- Work to complete
Set down the material below word for word, excluding the pictures.

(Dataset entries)
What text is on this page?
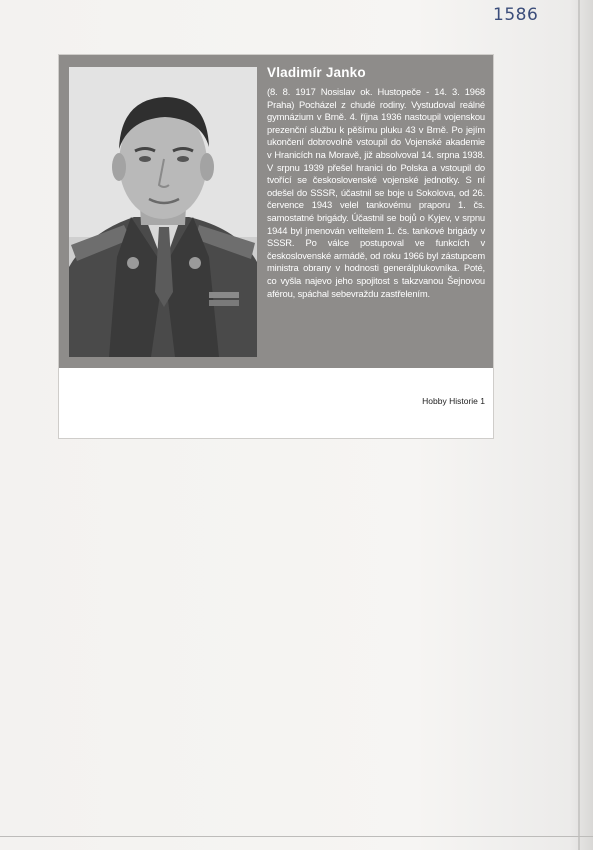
1586
Vladimír Janko

(8. 8. 1917 Nosislav ok. Hustopeče - 14. 3. 1968 Praha) Pocházel z chudé rodiny. Vystudoval reálné gymnázium v Brně. 4. října 1936 nastoupil vojenskou prezenční službu k pěšímu pluku 43 v Brně. Po jejím ukončení dobrovolně vstoupil do Vojenské akademie v Hranicích na Moravě, již absolvoval 14. srpna 1938. V srpnu 1939 přešel hranici do Polska a vstoupil do tvořící se československé vojenské jednotky. S ní odešel do SSSR, účastnil se boje u Sokolova, od 26. července 1943 velel tankovému praporu 1. čs. samostatné brigády. Účastnil se bojů o Kyjev, v srpnu 1944 byl jmenován velitelem 1. čs. tankové brigády v SSSR. Po válce postupoval ve funkcích v československé armádě, od roku 1966 byl zástupcem ministra obrany v hodnosti generálplukovníka. Poté, co vyšla najevo jeho spojitost s takzvanou Šejnovou aférou, spáchal sebevraždu zastřelením.

Hobby Historie 1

- Result of this task
What text is on this page?
1586
Vladimír Janko

(8. 8. 1917 Nosislav ok. Hustopeče - 14. 3. 1968 Praha) Pocházel z chudé rodiny. Vystudoval reálné gymnázium v Brně. 4. října 1936 nastoupil vojenskou prezenční službu k pěšímu pluku 43 v Brně. Po jejím ukončení dobrovolně vstoupil do Vojenské akademie v Hranicích na Moravě, již absolvoval 14. srpna 1938. V srpnu 1939 přešel hranici do Polska a vstoupil do tvořící se československé vojenské jednotky. S ní odešel do SSSR, účastnil se boje u Sokolova, od 26. července 1943 velel tankovému praporu 1. čs. samostatné brigády. Účastnil se bojů o Kyjev, v srpnu 1944 byl jmenován velitelem 1. čs. tankové brigády v SSSR. Po válce postupoval ve funkcích v československé armádě, od roku 1966 byl zástupcem ministra obrany v hodnosti generálplukovníka. Poté, co vyšla najevo jeho spojitost s takzvanou Šejnovou aférou, spáchal sebevraždu zastřelením.

Hobby Historie 1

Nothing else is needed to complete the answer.